Selection →
>> begin

2. The system (100), as in claim 1, wherein the primary power source (104) can be at least any one of a fuel cell system and an internal combustion engine.
3. The system (100), as in claim 1, wherein the secondary power source (106) can be at least any one of a motor, a generator and a hydraulic machine.
4. The system (100), as in claim 1, wherein a regenerative braking energy generated during a braking action of the hybrid vehicle is supplied by the secondary power source (106) to the battery (108).
5. The system (100), as in claim 1, wherein energy generated from the primary power source (104) is supplied by the secondary power source (106) to the battery (108).
6. The system (100), as in claim 1, wherein the amount of energy supplied by the secondary power source (106) to the battery (108) is calculated by determining an amount of charging of the battery (108) using the regenerative braking energy is greater than a pre-defined charging amount threshold of the battery (108) due to the braking action of the hybrid vehicle in motion and a velocity of the hybrid vehicle in motion is greater than a pre-defined velocity threshold of the hybrid vehicle.
7. The system (100), as in claim 1, wherein the amount of energy dissipated by the battery (108) is calculated by determining the amount of charging of the battery (108) using the regenerative braking energy is less than the pre-defined charging amount threshold of the battery (108) during the hybrid vehicle in motion and the velocity of the hybrid vehicle in motion is greater than the pre-defined velocity threshold of the hybrid vehicle.
8. The system (100), as in claim 1, wherein comparing the amount of energy supplied by the secondary power source (106) to the battery (108) with the amount of energy dissipated by the battery (108) is subtracting the amount of energy dissipated by the battery (108) from the amount of energy supplied by the secondary power source (106) to the battery (108), or vice versa, in order to calculate the net energy stored by the battery (108).

>> end

Box annotation data
>> begin

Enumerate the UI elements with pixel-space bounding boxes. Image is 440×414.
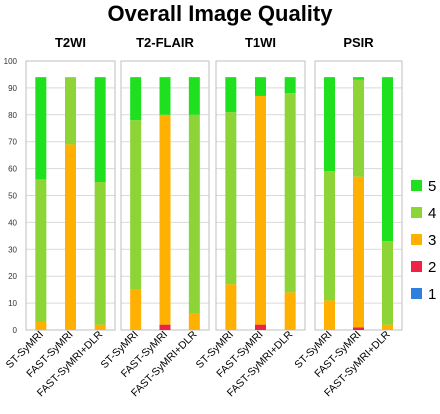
panel-title: PSIR bbox=[343, 35, 374, 50]
legend-swatch bbox=[411, 234, 422, 245]
bar-segment-st-symri-score-5 bbox=[225, 77, 237, 113]
bar-segment-fast-symri-dlr-score-5 bbox=[188, 77, 200, 115]
bar-segment-fast-symri-dlr-score-3 bbox=[94, 324, 106, 330]
y-tick-label: 90 bbox=[8, 84, 17, 93]
y-tick-label: 50 bbox=[8, 192, 17, 201]
bar-segment-fast-symri-score-3 bbox=[159, 114, 171, 325]
bar-segment-st-symri-score-4 bbox=[130, 120, 142, 290]
bar-segment-fast-symri-dlr-score-4 bbox=[94, 182, 106, 325]
bar-segment-fast-symri-score-5 bbox=[255, 77, 266, 96]
bar-segment-fast-symri-dlr-score-4 bbox=[188, 114, 200, 314]
y-tick-label: 80 bbox=[8, 111, 17, 120]
bar-segment-fast-symri-dlr-score-3 bbox=[284, 292, 296, 330]
bar-segment-st-symri-score-3 bbox=[225, 284, 237, 330]
legend-swatch bbox=[411, 207, 422, 218]
bar-segment-fast-symri-score-2 bbox=[353, 327, 364, 330]
bar-segment-fast-symri-dlr-score-4 bbox=[284, 93, 296, 293]
bar-segment-st-symri-score-4 bbox=[225, 112, 237, 285]
bar-segment-fast-symri-score-4 bbox=[353, 79, 364, 177]
legend-swatch bbox=[411, 288, 422, 299]
bar-segment-st-symri-score-3 bbox=[35, 321, 47, 330]
y-tick-label: 100 bbox=[4, 57, 18, 66]
bar-segment-fast-symri-dlr-score-5 bbox=[284, 77, 296, 94]
bar-segment-fast-symri-score-2 bbox=[159, 324, 171, 330]
legend-label: 5 bbox=[428, 178, 436, 195]
legend-label: 2 bbox=[428, 259, 436, 276]
legend-label: 3 bbox=[428, 232, 436, 249]
legend-swatch bbox=[411, 180, 422, 191]
bar-segment-fast-symri-score-3 bbox=[353, 176, 364, 328]
bar-segment-fast-symri-dlr-score-3 bbox=[188, 313, 200, 330]
bar-segment-st-symri-score-5 bbox=[324, 77, 335, 172]
chart-title: Overall Image Quality bbox=[108, 1, 334, 26]
bar-segment-fast-symri-score-3 bbox=[65, 144, 76, 330]
panel-title: T2-FLAIR bbox=[136, 35, 194, 50]
panel-title: T2WI bbox=[55, 35, 86, 50]
bar-segment-st-symri-score-4 bbox=[35, 179, 47, 322]
bar-segment-st-symri-score-5 bbox=[35, 77, 47, 180]
bar-segment-fast-symri-score-3 bbox=[255, 95, 266, 325]
bar-segment-st-symri-score-3 bbox=[324, 300, 335, 330]
chart-panels: 0 10 20 30 40 50 60 70 80 90 100T2WIST-SyMRIFAST-S… bbox=[4, 35, 403, 399]
bar-segment-fast-symri-score-4 bbox=[65, 77, 76, 145]
bar-segment-fast-symri-dlr-score-5 bbox=[382, 77, 393, 242]
legend-label: 1 bbox=[428, 286, 436, 303]
bar-segment-st-symri-score-4 bbox=[324, 171, 335, 301]
y-tick-label: 70 bbox=[8, 138, 17, 147]
y-tick-label: 20 bbox=[8, 272, 17, 281]
panel-title: T1WI bbox=[245, 35, 276, 50]
bar-segment-fast-symri-score-2 bbox=[255, 324, 266, 330]
legend-label: 4 bbox=[428, 205, 436, 222]
bar-segment-fast-symri-score-5 bbox=[159, 77, 171, 115]
bar-segment-fast-symri-dlr-score-4 bbox=[382, 241, 393, 325]
chart-legend: 5 4 3 2 1 bbox=[411, 178, 436, 303]
bar-segment-fast-symri-dlr-score-5 bbox=[94, 77, 106, 183]
y-tick-label: 60 bbox=[8, 165, 17, 174]
legend-swatch bbox=[411, 261, 422, 272]
bar-segment-fast-symri-score-5 bbox=[353, 77, 364, 80]
bar-segment-st-symri-score-3 bbox=[130, 289, 142, 330]
bar-segment-st-symri-score-5 bbox=[130, 77, 142, 121]
y-tick-label: 10 bbox=[8, 299, 17, 308]
y-tick-label: 0 bbox=[13, 326, 18, 335]
y-tick-label: 40 bbox=[8, 218, 17, 227]
y-tick-label: 30 bbox=[8, 245, 17, 254]
bar-segment-fast-symri-dlr-score-3 bbox=[382, 324, 393, 330]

>> end

Jobs →
a – Name every component in the hybrid vehicle claims that has a reference number in parentheses, and give its number.
b – Shorten the hybrid vehicle claim that begins "8. The system (100), as in claim 1, wherein comparing", keeping its main facts.
c – Proceed with the hybrid vehicle claims from the point where they stop.

Set of answers →
a –
- System (100)
- Primary power source (104)
- Secondary power source (106)
- Battery (108)

b – 8. In the system (100) of claim 1, the energy supplied by the secondary power source (106) to the battery (108) is compared with the energy dissipated by the battery (108) by subtracting one from the other. This gives the net energy stored by the battery (108).

c –
9. A method for managing fuel consumption in a hybrid vehicle, the method comprising:
calculating, by an power management unit (110), a amount of energy supplied by a secondary power source (106) to a battery (108), the amount of energy dissipated by the battery (108) and a net energy stored by the battery (108) at a regular time interval, wherein the net energy is calculated by comparing the amount of energy supplied by a secondary power source (106) to the battery (108) with the amount of energy dissipated by the battery (108);
determining, by the power management unit (110), whether the net energy stored by the battery (108) is exceeding a pre-defined energy threshold of the battery (108) by comparing the net energy stored by the battery (108) with the pre-defined energy threshold of the battery (108); and
providing, by the power management unit (110), a propulsive power and a low voltage load for the hybrid vehicle by controlling a primary power source (104) and the secondary power source (106) based on the net energy stored by the battery (108), wherein providing a propulsive power and a low voltage load for the hybrid vehicle when the net energy stored by the battery (108) is exceeding the pre-defined energy threshold of the battery (108) and the hybrid vehicle is in motion.
10. The method, as in claim 9, wherein the primary power source (104) can be at least any one of a fuel cell system and an internal combustion engine.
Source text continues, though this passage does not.